### WORK REQUIRED:
Identify every line in the records below that contains the word "美国库欣地区原油库存", and reproduce each one.

### DATASET ROWS:

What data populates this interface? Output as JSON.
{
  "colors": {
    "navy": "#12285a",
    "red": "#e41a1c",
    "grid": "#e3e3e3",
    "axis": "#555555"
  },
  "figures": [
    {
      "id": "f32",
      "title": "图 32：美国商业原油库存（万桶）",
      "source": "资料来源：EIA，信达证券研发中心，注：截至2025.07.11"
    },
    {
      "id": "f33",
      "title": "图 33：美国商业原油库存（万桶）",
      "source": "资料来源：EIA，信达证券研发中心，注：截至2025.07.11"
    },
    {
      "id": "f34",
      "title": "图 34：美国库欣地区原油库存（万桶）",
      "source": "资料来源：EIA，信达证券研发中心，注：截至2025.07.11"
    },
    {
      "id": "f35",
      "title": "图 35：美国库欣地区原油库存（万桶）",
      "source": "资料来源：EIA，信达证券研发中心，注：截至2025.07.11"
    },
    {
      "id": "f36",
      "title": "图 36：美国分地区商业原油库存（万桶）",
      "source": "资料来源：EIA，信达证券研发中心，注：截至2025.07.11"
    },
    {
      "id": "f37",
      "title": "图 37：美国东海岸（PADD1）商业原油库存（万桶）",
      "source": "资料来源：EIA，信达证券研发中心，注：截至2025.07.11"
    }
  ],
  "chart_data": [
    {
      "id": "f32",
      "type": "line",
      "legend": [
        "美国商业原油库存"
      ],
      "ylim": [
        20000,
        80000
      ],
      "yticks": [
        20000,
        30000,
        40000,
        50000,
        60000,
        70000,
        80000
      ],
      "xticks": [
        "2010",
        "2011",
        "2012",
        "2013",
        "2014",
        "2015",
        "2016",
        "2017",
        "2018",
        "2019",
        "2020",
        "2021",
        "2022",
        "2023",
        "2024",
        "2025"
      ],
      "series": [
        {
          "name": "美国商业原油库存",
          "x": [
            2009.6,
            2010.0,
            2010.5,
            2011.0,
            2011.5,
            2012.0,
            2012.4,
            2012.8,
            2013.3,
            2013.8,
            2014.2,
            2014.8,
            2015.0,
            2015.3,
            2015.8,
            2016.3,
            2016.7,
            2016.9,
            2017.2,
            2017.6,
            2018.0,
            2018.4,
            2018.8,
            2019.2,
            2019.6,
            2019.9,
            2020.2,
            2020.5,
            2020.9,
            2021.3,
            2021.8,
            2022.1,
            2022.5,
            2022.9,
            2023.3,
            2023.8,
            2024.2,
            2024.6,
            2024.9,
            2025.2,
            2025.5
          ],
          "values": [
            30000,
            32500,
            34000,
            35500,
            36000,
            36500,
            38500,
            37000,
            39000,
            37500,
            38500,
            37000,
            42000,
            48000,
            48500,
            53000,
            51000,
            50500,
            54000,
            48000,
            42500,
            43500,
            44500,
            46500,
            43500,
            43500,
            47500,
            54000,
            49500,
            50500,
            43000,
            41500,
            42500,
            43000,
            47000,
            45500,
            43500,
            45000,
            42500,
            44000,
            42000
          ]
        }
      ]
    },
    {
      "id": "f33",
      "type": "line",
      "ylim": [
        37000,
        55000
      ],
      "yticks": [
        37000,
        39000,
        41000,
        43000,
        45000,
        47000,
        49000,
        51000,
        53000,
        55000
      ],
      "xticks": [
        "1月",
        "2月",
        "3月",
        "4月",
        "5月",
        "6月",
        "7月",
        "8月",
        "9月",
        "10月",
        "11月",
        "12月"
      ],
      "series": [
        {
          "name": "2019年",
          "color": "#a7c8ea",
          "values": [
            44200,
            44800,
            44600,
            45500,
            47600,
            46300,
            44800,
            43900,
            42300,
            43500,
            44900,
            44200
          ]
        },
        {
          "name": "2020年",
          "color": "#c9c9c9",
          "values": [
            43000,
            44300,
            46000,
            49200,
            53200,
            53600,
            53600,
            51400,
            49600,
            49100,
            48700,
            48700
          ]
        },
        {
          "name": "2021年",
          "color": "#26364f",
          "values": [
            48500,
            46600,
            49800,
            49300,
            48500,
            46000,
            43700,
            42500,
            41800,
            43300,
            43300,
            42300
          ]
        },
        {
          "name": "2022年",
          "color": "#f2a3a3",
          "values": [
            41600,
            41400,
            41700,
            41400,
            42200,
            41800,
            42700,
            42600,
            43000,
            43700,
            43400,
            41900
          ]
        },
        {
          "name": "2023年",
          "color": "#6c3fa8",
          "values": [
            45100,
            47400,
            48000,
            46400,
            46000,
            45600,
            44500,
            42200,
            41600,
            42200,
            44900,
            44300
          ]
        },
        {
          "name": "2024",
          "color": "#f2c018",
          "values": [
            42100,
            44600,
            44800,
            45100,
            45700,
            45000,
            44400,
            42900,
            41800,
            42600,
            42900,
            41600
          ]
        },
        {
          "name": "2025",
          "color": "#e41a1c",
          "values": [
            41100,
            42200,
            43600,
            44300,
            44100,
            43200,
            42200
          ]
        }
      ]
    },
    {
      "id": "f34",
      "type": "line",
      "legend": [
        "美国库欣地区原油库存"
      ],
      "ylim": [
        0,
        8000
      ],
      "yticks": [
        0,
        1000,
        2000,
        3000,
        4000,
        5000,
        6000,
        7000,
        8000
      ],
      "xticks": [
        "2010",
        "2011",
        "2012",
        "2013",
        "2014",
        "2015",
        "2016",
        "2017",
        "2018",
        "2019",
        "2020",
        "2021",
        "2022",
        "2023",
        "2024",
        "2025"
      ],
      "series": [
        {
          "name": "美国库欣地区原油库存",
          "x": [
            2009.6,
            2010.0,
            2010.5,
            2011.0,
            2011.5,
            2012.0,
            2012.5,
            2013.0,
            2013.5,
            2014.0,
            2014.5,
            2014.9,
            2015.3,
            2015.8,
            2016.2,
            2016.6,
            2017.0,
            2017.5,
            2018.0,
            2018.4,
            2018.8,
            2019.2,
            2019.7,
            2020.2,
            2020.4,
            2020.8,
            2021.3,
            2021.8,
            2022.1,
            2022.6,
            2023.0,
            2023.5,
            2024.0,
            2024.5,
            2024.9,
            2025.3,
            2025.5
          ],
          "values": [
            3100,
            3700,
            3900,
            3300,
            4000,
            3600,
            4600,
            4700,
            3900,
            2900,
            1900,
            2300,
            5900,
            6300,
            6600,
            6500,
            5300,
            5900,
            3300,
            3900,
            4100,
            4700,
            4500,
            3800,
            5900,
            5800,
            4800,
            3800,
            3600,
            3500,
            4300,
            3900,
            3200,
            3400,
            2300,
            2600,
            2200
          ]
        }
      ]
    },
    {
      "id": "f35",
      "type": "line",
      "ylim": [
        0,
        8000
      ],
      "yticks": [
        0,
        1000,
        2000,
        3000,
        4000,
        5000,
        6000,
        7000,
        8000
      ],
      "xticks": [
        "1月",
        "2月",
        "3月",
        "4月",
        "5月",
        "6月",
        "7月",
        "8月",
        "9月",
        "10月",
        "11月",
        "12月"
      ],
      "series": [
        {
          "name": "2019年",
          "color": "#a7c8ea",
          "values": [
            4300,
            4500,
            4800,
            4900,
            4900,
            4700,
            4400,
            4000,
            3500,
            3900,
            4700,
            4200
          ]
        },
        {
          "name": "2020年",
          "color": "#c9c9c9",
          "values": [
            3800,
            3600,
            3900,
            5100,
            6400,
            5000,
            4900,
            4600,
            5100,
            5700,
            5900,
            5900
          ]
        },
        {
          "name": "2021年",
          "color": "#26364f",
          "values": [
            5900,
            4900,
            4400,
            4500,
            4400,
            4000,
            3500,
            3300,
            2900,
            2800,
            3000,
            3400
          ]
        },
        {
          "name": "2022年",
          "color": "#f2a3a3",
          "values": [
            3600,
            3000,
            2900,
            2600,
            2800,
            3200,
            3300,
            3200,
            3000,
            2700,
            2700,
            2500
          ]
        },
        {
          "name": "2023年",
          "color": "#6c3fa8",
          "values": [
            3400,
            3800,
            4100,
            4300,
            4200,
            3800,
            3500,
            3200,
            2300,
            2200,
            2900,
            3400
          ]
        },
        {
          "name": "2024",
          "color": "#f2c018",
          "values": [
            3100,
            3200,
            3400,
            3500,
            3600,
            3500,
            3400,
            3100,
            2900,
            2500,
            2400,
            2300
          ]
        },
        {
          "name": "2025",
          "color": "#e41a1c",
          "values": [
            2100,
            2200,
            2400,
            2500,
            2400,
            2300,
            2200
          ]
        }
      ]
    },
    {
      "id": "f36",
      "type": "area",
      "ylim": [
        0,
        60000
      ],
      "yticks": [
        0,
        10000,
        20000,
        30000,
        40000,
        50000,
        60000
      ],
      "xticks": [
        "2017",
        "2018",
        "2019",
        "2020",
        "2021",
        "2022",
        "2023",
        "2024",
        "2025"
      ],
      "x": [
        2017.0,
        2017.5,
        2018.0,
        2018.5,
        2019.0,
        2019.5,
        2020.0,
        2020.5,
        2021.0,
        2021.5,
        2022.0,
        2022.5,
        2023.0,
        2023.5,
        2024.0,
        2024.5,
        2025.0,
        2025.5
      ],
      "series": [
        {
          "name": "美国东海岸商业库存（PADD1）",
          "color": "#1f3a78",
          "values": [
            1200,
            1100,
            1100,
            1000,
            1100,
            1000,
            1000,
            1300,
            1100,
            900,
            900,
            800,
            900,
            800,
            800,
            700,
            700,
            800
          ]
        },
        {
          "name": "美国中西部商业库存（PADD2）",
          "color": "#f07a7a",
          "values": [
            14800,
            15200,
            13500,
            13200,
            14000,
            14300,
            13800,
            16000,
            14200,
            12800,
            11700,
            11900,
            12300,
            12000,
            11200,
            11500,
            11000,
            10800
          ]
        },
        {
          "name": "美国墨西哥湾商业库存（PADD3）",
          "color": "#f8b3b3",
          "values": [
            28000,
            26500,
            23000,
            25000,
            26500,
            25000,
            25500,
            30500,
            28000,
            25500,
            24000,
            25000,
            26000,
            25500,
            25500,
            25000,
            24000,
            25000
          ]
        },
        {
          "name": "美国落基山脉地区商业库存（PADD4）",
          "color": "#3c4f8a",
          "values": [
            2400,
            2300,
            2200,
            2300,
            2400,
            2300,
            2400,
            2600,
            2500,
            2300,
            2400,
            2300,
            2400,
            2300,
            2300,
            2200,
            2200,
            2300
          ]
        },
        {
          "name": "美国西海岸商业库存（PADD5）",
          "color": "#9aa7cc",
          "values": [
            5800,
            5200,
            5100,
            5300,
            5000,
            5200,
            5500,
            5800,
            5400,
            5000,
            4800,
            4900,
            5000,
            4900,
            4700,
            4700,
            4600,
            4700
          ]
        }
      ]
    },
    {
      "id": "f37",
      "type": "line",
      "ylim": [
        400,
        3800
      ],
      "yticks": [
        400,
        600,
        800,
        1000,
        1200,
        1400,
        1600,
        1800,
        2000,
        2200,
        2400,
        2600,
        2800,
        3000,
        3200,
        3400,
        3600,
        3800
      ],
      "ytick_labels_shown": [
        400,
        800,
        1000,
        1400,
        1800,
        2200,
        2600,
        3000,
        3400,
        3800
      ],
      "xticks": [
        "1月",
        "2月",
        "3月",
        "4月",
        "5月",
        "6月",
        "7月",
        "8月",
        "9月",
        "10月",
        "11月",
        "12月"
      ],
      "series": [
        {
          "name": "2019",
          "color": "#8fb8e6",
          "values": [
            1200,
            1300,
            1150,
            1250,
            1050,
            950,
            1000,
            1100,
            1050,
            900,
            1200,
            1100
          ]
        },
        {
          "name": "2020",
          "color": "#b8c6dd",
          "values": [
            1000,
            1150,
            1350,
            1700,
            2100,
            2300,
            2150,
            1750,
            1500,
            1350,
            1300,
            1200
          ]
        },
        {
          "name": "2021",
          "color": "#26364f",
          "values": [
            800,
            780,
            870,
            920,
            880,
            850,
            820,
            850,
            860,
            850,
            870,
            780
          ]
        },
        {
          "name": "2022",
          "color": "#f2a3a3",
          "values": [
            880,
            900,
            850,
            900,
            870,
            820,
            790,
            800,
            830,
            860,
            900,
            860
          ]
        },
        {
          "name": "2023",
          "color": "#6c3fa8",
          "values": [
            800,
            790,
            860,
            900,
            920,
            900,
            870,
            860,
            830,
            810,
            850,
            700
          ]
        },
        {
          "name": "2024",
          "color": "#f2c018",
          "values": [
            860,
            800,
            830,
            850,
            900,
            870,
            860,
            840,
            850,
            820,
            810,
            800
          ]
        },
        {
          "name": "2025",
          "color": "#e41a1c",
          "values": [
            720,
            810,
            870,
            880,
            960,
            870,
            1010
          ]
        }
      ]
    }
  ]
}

==

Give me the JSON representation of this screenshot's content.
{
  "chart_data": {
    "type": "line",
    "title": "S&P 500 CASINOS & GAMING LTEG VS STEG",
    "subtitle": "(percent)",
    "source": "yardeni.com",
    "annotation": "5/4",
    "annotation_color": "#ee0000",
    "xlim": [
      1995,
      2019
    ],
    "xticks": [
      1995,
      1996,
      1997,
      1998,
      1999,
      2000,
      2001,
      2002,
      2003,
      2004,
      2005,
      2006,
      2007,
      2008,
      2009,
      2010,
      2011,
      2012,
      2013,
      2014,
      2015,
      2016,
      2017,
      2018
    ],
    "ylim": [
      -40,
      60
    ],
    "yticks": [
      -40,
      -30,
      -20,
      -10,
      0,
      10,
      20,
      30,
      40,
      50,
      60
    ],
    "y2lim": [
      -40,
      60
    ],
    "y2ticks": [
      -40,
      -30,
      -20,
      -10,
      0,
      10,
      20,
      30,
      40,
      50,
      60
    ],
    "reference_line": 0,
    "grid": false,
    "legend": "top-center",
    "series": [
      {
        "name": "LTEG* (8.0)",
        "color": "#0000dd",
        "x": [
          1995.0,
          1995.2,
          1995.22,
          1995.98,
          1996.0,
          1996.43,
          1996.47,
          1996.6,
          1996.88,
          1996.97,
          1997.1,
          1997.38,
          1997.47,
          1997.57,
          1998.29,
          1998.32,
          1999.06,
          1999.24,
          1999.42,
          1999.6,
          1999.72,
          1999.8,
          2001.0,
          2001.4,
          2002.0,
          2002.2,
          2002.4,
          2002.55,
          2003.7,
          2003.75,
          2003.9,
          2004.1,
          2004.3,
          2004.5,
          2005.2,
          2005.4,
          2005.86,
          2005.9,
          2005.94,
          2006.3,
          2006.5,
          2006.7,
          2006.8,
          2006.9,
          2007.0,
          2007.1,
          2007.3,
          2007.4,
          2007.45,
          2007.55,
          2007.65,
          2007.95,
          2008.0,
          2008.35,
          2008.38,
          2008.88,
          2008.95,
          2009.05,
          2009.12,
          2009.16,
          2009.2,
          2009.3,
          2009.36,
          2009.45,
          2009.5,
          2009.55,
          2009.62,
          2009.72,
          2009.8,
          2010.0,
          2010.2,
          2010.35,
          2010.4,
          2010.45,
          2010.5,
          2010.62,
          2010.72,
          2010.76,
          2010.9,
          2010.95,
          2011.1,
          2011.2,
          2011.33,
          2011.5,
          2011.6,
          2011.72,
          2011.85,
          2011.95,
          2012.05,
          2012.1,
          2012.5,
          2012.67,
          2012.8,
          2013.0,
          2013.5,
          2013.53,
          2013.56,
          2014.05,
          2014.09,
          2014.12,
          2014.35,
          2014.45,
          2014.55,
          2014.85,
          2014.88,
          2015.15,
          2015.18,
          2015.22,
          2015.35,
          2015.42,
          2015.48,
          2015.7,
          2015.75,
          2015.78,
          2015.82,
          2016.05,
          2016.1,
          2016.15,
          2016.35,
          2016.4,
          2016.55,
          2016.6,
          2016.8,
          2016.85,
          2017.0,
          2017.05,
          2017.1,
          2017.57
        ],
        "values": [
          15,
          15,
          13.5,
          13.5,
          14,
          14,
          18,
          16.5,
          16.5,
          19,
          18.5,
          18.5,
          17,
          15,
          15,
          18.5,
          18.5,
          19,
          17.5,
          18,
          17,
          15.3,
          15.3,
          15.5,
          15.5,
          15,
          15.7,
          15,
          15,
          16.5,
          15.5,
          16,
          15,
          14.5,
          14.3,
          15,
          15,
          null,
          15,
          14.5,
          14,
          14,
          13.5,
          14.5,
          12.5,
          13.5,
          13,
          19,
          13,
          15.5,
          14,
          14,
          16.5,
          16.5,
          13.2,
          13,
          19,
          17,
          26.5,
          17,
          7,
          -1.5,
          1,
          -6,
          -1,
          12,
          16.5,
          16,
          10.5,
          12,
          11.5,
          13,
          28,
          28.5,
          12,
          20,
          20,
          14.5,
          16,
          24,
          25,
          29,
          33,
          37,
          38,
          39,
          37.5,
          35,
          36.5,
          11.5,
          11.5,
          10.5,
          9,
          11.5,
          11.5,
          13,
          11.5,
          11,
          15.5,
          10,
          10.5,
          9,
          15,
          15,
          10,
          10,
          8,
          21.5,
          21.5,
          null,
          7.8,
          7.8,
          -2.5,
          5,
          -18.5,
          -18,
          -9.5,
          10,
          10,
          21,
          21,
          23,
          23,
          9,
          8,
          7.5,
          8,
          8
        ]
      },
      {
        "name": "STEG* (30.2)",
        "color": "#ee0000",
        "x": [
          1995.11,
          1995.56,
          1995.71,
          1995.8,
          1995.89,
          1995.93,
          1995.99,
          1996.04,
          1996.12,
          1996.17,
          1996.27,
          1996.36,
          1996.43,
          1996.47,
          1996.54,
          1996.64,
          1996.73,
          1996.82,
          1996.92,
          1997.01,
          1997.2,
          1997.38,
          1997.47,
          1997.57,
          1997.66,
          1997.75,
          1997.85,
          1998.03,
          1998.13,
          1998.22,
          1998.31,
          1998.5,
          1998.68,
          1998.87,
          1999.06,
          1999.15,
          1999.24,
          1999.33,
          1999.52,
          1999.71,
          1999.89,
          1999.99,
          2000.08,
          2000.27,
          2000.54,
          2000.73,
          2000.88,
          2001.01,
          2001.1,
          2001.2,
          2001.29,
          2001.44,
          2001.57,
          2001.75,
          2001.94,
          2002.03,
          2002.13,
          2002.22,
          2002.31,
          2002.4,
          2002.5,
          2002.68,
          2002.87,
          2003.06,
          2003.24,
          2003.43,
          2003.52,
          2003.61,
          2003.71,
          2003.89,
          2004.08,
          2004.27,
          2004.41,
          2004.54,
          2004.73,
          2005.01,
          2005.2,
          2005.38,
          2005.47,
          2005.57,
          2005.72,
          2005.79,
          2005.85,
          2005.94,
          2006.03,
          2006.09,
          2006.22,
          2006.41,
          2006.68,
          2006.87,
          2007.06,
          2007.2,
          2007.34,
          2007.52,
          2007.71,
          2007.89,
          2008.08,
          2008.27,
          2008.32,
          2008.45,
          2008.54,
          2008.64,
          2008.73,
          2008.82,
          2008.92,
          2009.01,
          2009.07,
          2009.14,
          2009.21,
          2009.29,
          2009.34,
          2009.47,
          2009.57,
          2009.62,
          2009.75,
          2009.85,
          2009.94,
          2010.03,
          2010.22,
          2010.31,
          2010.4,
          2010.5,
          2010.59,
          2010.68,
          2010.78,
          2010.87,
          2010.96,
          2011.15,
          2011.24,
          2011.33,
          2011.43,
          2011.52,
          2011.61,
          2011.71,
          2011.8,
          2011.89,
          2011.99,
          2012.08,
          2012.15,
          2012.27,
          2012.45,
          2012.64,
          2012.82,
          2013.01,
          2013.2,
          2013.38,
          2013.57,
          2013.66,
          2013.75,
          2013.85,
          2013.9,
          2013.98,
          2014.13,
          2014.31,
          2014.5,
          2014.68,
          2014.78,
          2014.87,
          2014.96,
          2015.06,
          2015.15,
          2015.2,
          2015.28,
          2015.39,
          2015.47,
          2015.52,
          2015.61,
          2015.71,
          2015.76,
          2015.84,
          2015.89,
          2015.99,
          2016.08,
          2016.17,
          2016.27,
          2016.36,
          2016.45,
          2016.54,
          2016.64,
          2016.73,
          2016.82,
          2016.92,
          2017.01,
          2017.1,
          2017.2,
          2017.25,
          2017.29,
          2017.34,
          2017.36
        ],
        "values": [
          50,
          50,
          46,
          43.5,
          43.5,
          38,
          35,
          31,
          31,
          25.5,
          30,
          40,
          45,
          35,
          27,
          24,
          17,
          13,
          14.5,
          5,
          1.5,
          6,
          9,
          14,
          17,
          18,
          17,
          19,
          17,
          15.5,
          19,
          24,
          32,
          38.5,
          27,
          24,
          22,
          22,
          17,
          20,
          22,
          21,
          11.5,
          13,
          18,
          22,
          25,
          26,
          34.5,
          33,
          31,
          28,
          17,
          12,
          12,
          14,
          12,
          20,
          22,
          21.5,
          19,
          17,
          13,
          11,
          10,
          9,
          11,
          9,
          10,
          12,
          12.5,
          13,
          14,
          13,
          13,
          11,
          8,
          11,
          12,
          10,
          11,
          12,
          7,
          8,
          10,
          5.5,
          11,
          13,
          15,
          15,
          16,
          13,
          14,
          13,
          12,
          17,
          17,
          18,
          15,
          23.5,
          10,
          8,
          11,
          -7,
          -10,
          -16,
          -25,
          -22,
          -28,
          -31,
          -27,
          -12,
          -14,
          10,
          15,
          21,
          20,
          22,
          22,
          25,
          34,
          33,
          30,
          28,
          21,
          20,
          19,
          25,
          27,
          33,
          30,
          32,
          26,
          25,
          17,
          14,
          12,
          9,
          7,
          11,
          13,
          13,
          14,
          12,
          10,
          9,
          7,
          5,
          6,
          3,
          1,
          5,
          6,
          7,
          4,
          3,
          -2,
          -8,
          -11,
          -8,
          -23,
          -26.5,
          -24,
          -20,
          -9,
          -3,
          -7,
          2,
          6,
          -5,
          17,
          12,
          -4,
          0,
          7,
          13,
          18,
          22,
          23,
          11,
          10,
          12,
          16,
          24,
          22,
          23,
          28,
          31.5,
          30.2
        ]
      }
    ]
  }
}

### CORRECT RESULT:
      "title": "图 34：美国库欣地区原油库存（万桶）",
      "title": "图 35：美国库欣地区原油库存（万桶）",
        "美国库欣地区原油库存"
          "name": "美国库欣地区原油库存",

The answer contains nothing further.